▶ _PROBLEM DESCRIPTION_
Extract every row below verbatim, leaving out the pictures.

[Element box records]

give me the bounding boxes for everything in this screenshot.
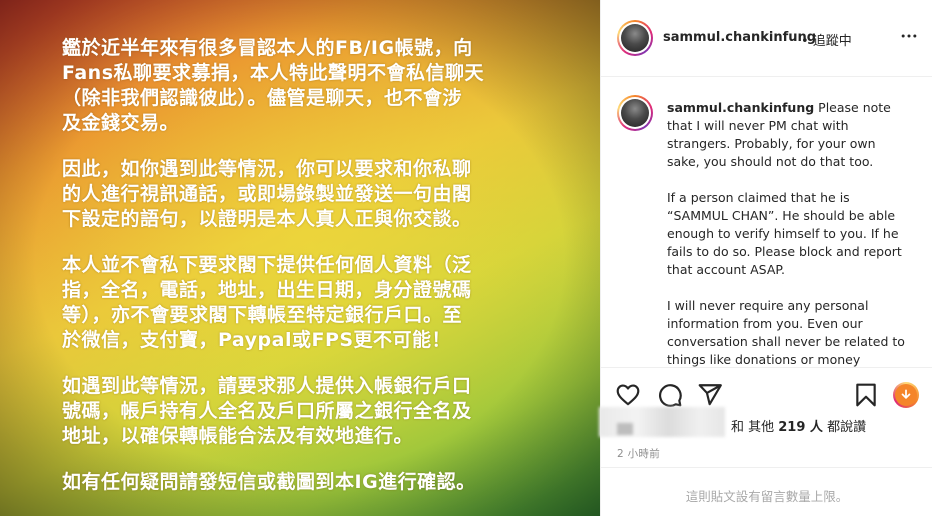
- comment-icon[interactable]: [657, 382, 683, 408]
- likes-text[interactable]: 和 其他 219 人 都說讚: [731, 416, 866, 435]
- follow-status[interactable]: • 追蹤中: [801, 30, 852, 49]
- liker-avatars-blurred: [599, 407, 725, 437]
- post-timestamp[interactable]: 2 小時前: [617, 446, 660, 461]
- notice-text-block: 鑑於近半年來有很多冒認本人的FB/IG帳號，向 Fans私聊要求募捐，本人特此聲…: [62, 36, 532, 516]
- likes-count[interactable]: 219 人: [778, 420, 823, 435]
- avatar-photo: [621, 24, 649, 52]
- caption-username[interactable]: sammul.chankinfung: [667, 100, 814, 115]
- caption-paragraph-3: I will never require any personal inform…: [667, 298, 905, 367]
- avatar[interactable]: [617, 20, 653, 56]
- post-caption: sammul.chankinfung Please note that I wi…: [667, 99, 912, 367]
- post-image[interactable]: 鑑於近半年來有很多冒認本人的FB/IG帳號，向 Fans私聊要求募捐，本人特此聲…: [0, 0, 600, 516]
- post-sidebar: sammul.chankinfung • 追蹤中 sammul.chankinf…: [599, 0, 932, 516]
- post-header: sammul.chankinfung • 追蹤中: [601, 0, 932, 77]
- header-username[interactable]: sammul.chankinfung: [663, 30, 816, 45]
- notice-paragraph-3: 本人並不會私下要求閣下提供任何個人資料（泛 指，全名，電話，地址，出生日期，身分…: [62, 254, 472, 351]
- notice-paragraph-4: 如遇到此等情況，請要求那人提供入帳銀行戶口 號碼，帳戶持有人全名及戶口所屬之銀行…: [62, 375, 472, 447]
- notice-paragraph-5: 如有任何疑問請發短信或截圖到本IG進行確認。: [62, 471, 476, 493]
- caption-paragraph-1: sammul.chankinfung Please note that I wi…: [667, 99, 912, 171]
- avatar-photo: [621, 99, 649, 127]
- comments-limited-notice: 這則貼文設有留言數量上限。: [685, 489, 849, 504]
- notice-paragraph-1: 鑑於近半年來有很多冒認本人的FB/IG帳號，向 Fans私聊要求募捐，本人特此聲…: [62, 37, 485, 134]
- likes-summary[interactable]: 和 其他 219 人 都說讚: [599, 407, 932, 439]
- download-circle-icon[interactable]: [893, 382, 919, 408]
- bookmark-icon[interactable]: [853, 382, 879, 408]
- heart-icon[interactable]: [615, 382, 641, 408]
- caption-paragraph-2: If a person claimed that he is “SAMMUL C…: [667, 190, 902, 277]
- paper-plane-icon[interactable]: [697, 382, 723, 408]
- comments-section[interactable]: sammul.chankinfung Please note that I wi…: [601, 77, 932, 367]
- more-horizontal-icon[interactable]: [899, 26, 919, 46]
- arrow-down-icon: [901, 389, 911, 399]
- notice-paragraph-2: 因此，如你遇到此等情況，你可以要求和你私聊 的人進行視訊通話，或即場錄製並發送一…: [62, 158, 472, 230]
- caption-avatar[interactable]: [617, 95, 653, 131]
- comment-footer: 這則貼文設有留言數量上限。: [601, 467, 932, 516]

▶ _EXPECTED ANSWER_
give me the bounding boxes for everything in this screenshot.
- comment-icon[interactable]: [657, 382, 683, 408]
- likes-text[interactable]: 和 其他 219 人 都說讚: [731, 416, 866, 435]
- follow-status[interactable]: • 追蹤中: [801, 30, 852, 49]
- liker-avatars-blurred: [599, 407, 725, 437]
- post-timestamp[interactable]: 2 小時前: [617, 446, 660, 461]
- notice-text-block: 鑑於近半年來有很多冒認本人的FB/IG帳號，向 Fans私聊要求募捐，本人特此聲…: [62, 36, 532, 516]
- likes-count[interactable]: 219 人: [778, 420, 823, 435]
- avatar-photo: [621, 24, 649, 52]
- caption-username[interactable]: sammul.chankinfung: [667, 100, 814, 115]
- caption-paragraph-3: I will never require any personal inform…: [667, 298, 905, 367]
- avatar[interactable]: [617, 20, 653, 56]
- post-caption: sammul.chankinfung Please note that I wi…: [667, 99, 912, 367]
- post-image[interactable]: 鑑於近半年來有很多冒認本人的FB/IG帳號，向 Fans私聊要求募捐，本人特此聲…: [0, 0, 600, 516]
- post-sidebar: sammul.chankinfung • 追蹤中 sammul.chankinf…: [599, 0, 932, 516]
- post-header: sammul.chankinfung • 追蹤中: [601, 0, 932, 77]
- header-username[interactable]: sammul.chankinfung: [663, 30, 816, 45]
- notice-paragraph-3: 本人並不會私下要求閣下提供任何個人資料（泛 指，全名，電話，地址，出生日期，身分…: [62, 254, 472, 351]
- notice-paragraph-4: 如遇到此等情況，請要求那人提供入帳銀行戶口 號碼，帳戶持有人全名及戶口所屬之銀行…: [62, 375, 472, 447]
- notice-paragraph-5: 如有任何疑問請發短信或截圖到本IG進行確認。: [62, 471, 476, 493]
- caption-paragraph-1: sammul.chankinfung Please note that I wi…: [667, 99, 912, 171]
- avatar-photo: [621, 99, 649, 127]
- comments-limited-notice: 這則貼文設有留言數量上限。: [685, 489, 849, 504]
- notice-paragraph-1: 鑑於近半年來有很多冒認本人的FB/IG帳號，向 Fans私聊要求募捐，本人特此聲…: [62, 37, 485, 134]
- likes-summary[interactable]: 和 其他 219 人 都說讚: [599, 407, 932, 439]
- download-circle-icon[interactable]: [893, 382, 919, 408]
- bookmark-icon[interactable]: [853, 382, 879, 408]
- heart-icon[interactable]: [615, 382, 641, 408]
- caption-paragraph-2: If a person claimed that he is “SAMMUL C…: [667, 190, 902, 277]
- paper-plane-icon[interactable]: [697, 382, 723, 408]
- comments-section[interactable]: sammul.chankinfung Please note that I wi…: [601, 77, 932, 367]
- more-horizontal-icon[interactable]: [899, 26, 919, 46]
- arrow-down-icon: [901, 389, 911, 399]
- notice-paragraph-2: 因此，如你遇到此等情況，你可以要求和你私聊 的人進行視訊通話，或即場錄製並發送一…: [62, 158, 472, 230]
- caption-avatar[interactable]: [617, 95, 653, 131]
- comment-footer: 這則貼文設有留言數量上限。: [601, 467, 932, 516]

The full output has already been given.